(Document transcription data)
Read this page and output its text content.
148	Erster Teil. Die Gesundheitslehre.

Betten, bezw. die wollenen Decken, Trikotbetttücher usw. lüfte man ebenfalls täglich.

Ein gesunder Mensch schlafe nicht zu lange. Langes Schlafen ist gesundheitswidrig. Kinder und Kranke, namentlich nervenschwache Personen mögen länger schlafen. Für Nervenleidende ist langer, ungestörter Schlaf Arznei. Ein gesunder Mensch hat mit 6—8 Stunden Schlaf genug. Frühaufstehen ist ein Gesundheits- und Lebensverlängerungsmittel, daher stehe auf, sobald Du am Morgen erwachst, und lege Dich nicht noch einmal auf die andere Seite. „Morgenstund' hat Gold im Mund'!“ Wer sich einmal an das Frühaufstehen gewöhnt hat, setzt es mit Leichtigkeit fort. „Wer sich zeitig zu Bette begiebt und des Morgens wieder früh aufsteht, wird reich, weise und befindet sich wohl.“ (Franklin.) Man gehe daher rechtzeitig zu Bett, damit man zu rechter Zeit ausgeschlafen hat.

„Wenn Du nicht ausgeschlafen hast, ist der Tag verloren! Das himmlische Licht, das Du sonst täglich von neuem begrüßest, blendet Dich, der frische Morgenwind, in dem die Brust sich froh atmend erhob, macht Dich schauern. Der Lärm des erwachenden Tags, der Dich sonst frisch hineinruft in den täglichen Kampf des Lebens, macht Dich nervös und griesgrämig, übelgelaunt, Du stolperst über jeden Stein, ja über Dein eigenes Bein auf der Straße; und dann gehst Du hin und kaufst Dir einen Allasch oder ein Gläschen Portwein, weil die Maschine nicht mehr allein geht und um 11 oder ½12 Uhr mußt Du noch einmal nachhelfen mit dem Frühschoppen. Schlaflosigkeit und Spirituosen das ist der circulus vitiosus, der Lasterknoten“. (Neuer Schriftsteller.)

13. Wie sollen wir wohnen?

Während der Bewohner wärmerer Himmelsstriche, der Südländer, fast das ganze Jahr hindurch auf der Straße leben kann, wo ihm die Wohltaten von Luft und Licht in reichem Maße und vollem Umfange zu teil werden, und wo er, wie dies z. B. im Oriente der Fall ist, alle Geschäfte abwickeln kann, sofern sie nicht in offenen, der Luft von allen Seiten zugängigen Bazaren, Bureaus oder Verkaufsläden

◆ WHAT TO WORK ON: Reproduce every record above exactly.

◆ REPLY:
Read this page and output its text content.
148	Erster Teil. Die Gesundheitslehre.

Betten, bezw. die wollenen Decken, Trikotbetttücher usw. lüfte man ebenfalls täglich.

Ein gesunder Mensch schlafe nicht zu lange. Langes Schlafen ist gesundheitswidrig. Kinder und Kranke, namentlich nervenschwache Personen mögen länger schlafen. Für Nervenleidende ist langer, ungestörter Schlaf Arznei. Ein gesunder Mensch hat mit 6—8 Stunden Schlaf genug. Frühaufstehen ist ein Gesundheits- und Lebensverlängerungsmittel, daher stehe auf, sobald Du am Morgen erwachst, und lege Dich nicht noch einmal auf die andere Seite. „Morgenstund' hat Gold im Mund'!“ Wer sich einmal an das Frühaufstehen gewöhnt hat, setzt es mit Leichtigkeit fort. „Wer sich zeitig zu Bette begiebt und des Morgens wieder früh aufsteht, wird reich, weise und befindet sich wohl.“ (Franklin.) Man gehe daher rechtzeitig zu Bett, damit man zu rechter Zeit ausgeschlafen hat.

„Wenn Du nicht ausgeschlafen hast, ist der Tag verloren! Das himmlische Licht, das Du sonst täglich von neuem begrüßest, blendet Dich, der frische Morgenwind, in dem die Brust sich froh atmend erhob, macht Dich schauern. Der Lärm des erwachenden Tags, der Dich sonst frisch hineinruft in den täglichen Kampf des Lebens, macht Dich nervös und griesgrämig, übelgelaunt, Du stolperst über jeden Stein, ja über Dein eigenes Bein auf der Straße; und dann gehst Du hin und kaufst Dir einen Allasch oder ein Gläschen Portwein, weil die Maschine nicht mehr allein geht und um 11 oder ½12 Uhr mußt Du noch einmal nachhelfen mit dem Frühschoppen. Schlaflosigkeit und Spirituosen das ist der circulus vitiosus, der Lasterknoten“. (Neuer Schriftsteller.)

13. Wie sollen wir wohnen?

Während der Bewohner wärmerer Himmelsstriche, der Südländer, fast das ganze Jahr hindurch auf der Straße leben kann, wo ihm die Wohltaten von Luft und Licht in reichem Maße und vollem Umfange zu teil werden, und wo er, wie dies z. B. im Oriente der Fall ist, alle Geschäfte abwickeln kann, sofern sie nicht in offenen, der Luft von allen Seiten zugängigen Bazaren, Bureaus oder Verkaufsläden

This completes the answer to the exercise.